Aim of the task:
Please report every line from the material that contains the word "году".
[START Input records]
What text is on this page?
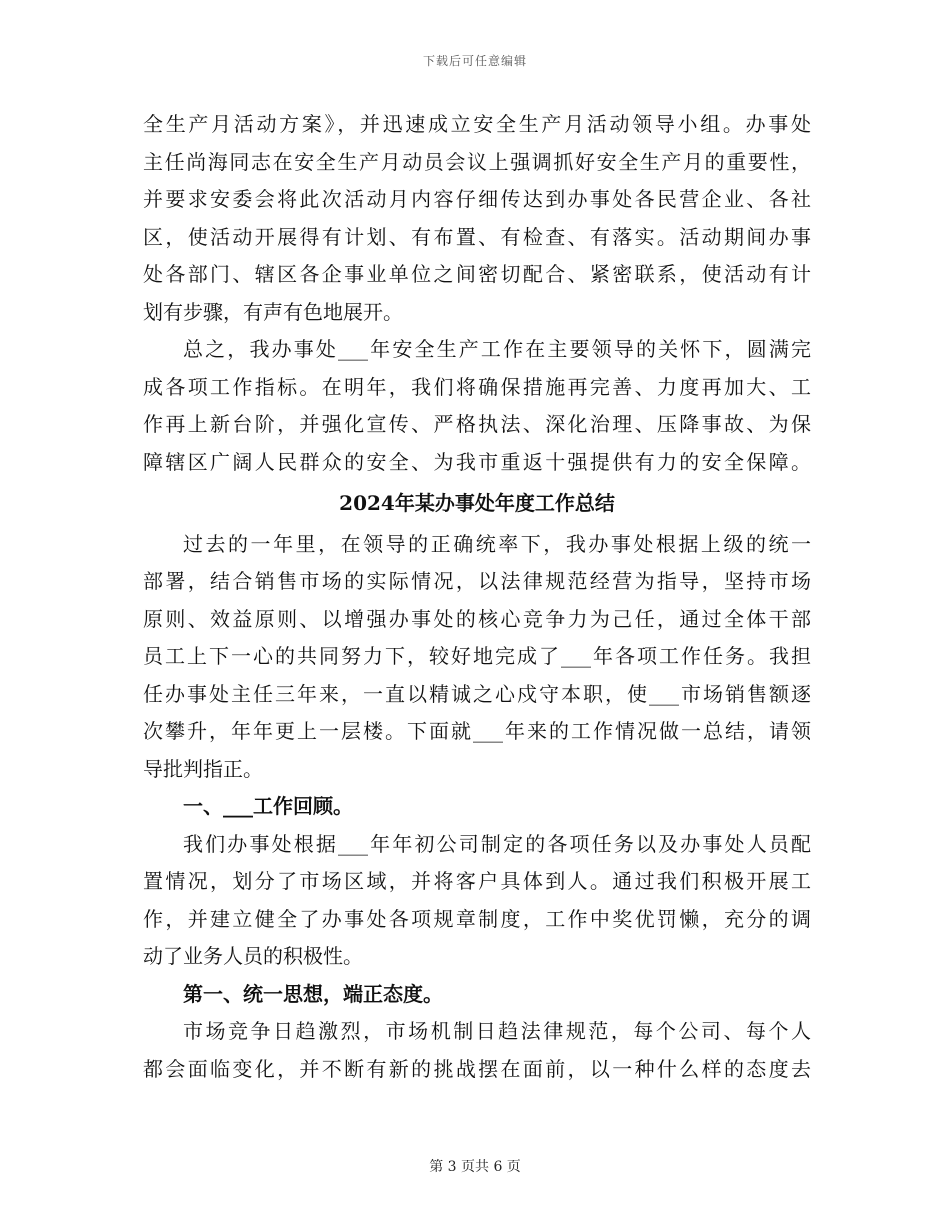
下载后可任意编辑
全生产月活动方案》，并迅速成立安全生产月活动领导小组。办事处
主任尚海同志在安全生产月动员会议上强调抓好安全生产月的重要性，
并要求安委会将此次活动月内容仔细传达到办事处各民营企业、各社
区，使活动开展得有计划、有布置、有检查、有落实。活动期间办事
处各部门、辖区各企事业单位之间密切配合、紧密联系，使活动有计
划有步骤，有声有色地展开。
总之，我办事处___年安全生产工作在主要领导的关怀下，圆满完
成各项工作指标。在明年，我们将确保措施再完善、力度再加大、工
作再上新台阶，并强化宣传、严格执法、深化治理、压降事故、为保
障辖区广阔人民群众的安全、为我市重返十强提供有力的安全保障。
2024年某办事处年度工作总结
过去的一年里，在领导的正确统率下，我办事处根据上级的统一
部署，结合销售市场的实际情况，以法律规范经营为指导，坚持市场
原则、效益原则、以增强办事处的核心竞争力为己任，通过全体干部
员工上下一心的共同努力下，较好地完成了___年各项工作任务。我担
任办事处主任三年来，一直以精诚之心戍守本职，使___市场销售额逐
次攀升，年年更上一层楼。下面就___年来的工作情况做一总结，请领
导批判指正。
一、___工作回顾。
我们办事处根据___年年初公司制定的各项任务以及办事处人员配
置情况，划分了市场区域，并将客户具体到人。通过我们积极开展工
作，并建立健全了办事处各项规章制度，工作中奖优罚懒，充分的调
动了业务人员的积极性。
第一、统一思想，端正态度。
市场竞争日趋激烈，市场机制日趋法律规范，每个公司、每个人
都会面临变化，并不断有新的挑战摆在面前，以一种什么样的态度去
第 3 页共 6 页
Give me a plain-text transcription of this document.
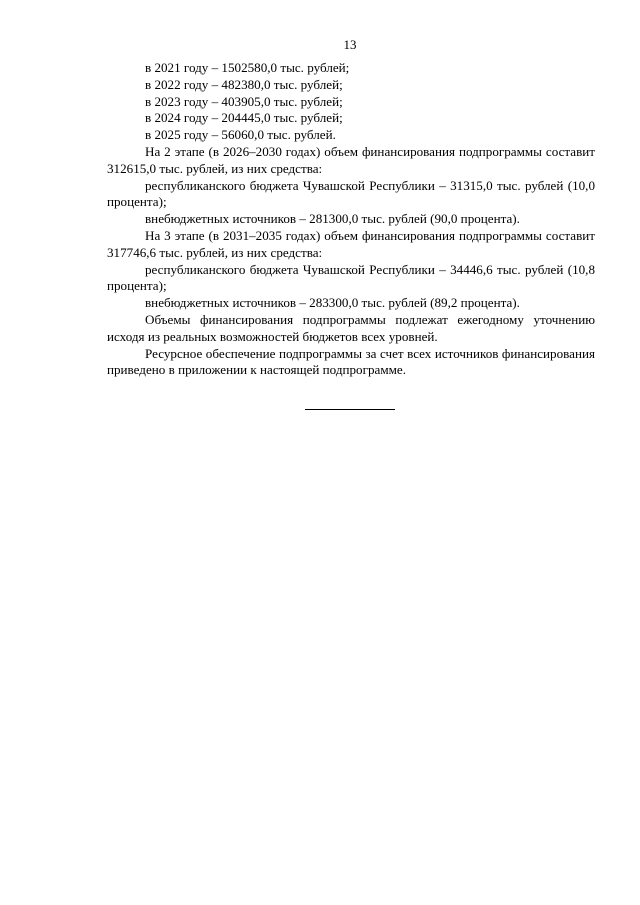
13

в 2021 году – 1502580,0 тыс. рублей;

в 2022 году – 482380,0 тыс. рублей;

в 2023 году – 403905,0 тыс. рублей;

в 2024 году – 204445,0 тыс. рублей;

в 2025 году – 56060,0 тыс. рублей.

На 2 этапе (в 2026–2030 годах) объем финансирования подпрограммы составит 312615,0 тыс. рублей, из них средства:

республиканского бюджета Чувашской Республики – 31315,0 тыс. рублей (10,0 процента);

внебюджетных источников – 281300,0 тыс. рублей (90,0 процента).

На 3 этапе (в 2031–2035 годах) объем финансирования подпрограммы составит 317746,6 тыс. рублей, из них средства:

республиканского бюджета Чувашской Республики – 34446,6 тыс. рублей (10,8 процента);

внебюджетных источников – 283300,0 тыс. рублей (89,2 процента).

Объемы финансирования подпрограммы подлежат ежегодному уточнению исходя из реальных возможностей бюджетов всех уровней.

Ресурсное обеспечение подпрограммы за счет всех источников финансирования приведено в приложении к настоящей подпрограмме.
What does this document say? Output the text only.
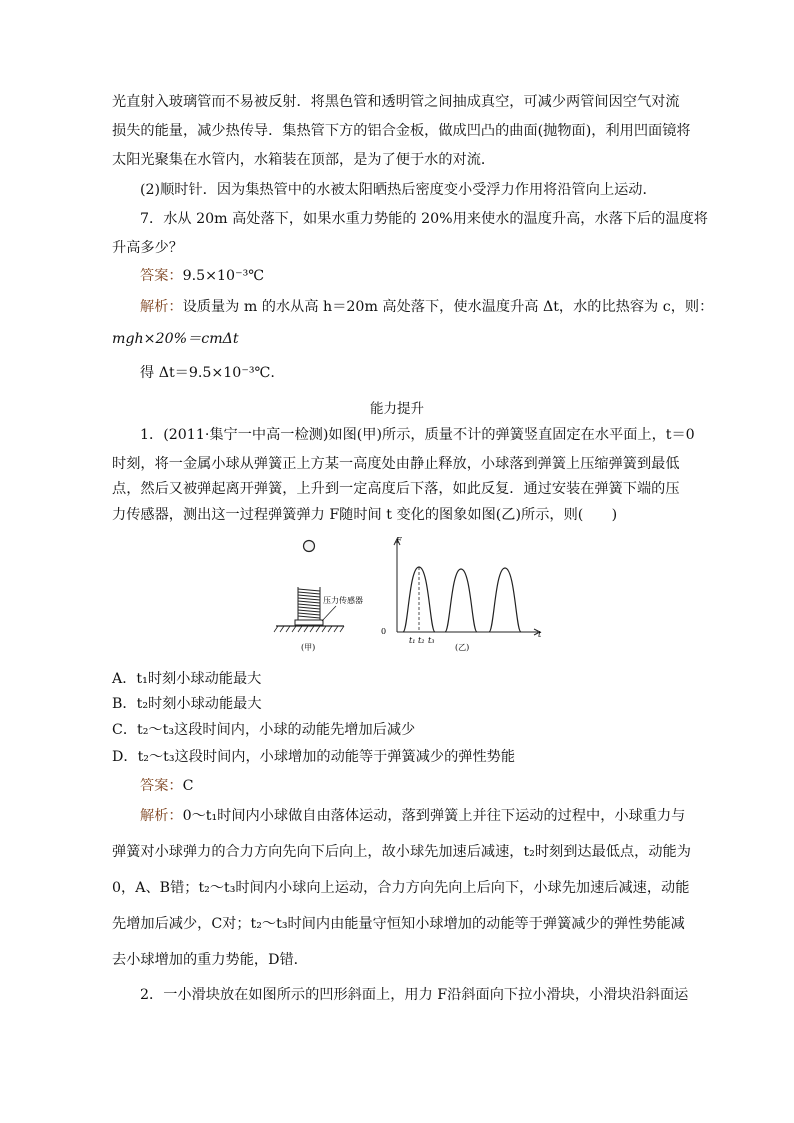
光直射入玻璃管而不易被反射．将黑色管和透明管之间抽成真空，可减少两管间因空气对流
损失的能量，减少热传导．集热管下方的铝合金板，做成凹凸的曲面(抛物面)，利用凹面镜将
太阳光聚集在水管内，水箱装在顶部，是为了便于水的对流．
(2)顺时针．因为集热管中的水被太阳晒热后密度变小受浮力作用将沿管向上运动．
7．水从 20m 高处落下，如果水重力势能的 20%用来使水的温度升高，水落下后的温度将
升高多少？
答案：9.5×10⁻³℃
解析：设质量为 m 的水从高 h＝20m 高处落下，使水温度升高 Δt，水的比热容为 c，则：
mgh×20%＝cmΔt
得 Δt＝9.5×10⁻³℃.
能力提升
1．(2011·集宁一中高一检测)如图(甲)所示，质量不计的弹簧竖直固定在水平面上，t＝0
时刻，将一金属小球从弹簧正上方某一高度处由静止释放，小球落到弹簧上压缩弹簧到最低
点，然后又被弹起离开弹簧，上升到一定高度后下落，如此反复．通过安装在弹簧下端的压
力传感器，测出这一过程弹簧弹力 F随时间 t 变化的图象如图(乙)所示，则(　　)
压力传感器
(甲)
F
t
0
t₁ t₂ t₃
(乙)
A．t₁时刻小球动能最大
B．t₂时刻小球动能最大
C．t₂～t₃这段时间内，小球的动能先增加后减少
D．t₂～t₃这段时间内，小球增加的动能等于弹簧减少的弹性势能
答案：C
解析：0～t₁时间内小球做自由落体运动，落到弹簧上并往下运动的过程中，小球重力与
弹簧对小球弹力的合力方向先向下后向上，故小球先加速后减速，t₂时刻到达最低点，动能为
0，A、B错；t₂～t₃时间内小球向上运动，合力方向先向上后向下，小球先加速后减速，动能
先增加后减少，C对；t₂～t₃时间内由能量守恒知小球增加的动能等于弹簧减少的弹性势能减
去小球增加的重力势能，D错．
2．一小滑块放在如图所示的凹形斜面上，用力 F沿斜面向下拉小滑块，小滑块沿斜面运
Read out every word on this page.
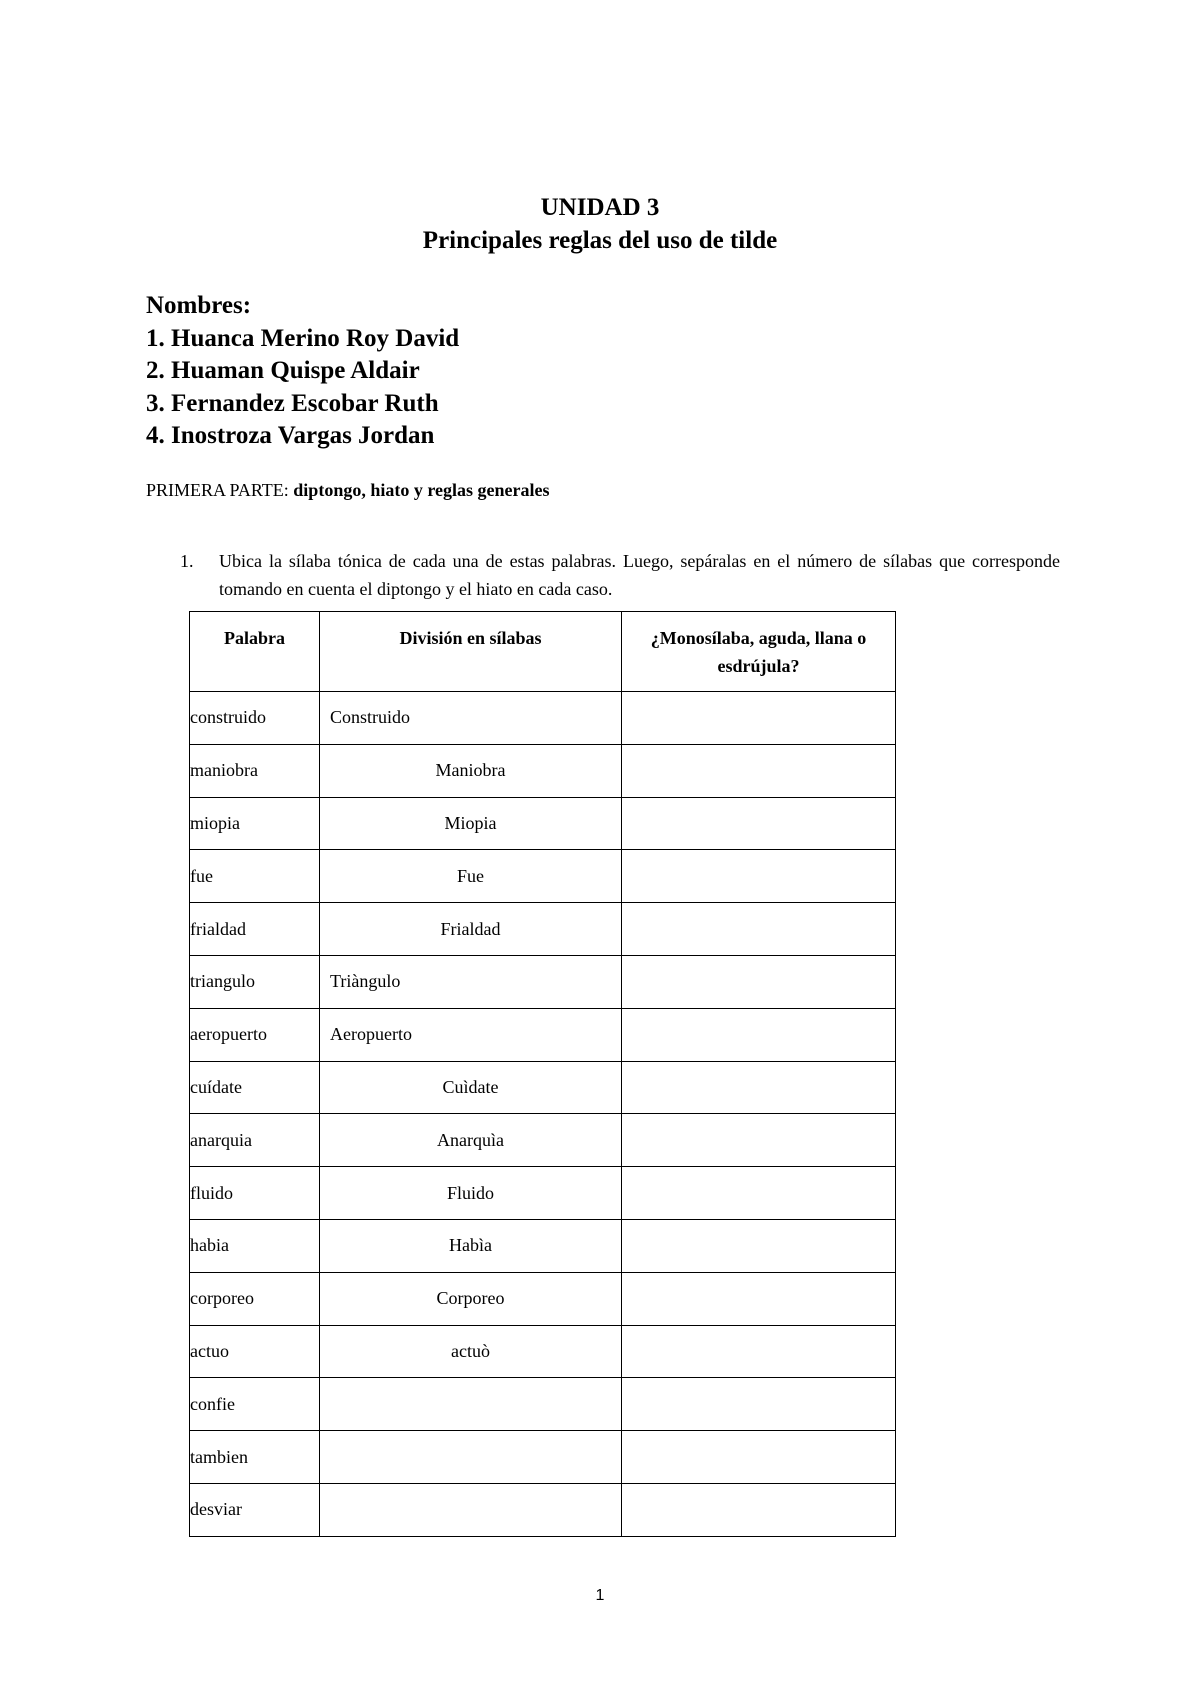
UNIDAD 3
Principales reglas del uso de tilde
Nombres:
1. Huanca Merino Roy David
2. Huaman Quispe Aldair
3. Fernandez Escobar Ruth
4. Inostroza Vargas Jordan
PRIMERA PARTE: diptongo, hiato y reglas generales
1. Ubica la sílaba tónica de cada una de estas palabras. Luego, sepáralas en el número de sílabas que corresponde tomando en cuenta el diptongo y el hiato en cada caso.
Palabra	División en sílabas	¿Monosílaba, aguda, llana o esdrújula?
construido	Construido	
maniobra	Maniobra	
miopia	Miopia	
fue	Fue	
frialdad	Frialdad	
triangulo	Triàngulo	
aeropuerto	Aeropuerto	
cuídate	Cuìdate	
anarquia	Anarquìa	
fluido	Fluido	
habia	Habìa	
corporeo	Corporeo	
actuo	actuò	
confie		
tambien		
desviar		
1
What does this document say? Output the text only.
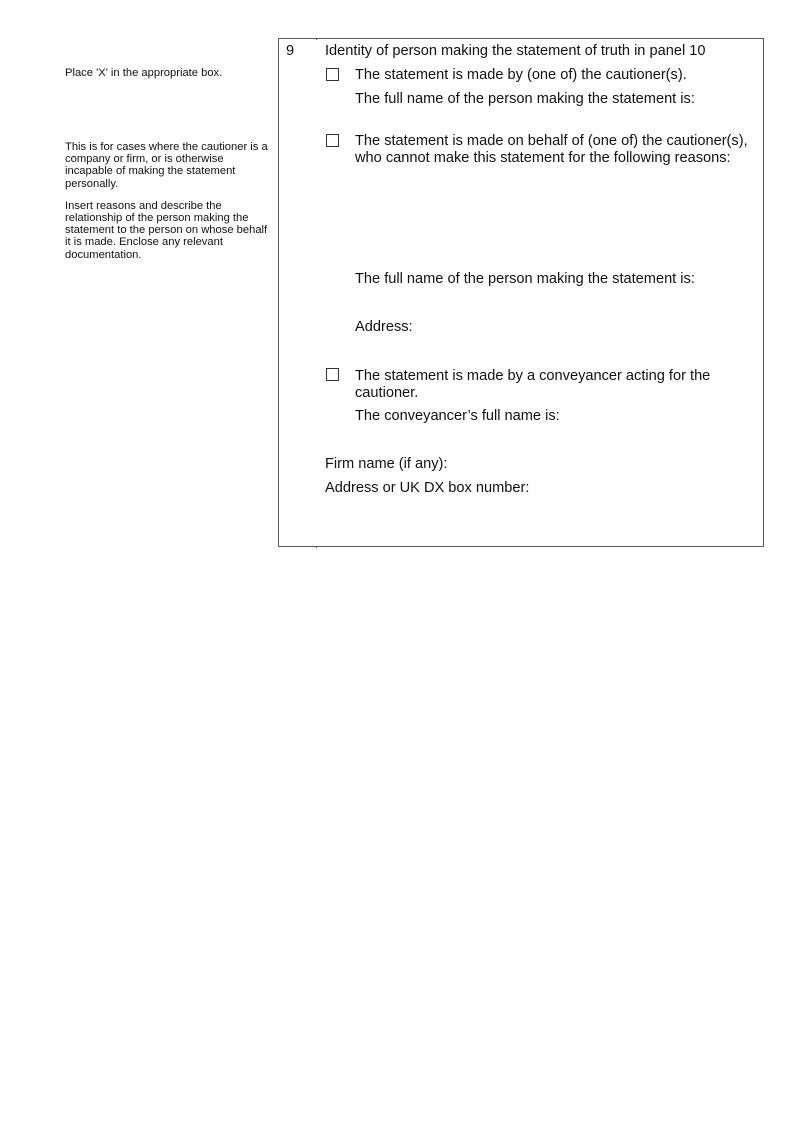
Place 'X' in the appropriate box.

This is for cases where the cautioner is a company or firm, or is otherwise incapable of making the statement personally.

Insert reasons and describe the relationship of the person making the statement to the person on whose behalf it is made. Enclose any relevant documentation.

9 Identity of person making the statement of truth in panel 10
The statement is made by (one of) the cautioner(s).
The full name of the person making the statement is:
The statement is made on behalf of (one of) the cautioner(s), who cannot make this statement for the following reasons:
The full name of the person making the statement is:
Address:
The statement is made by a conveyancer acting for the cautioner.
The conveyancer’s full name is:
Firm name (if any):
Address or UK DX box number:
[END Input records]
Answer to the task:
в 2021 году – 1502580,0 тыс. рублей;
в 2022 году – 482380,0 тыс. рублей;
в 2023 году – 403905,0 тыс. рублей;
в 2024 году – 204445,0 тыс. рублей;
в 2025 году – 56060,0 тыс. рублей.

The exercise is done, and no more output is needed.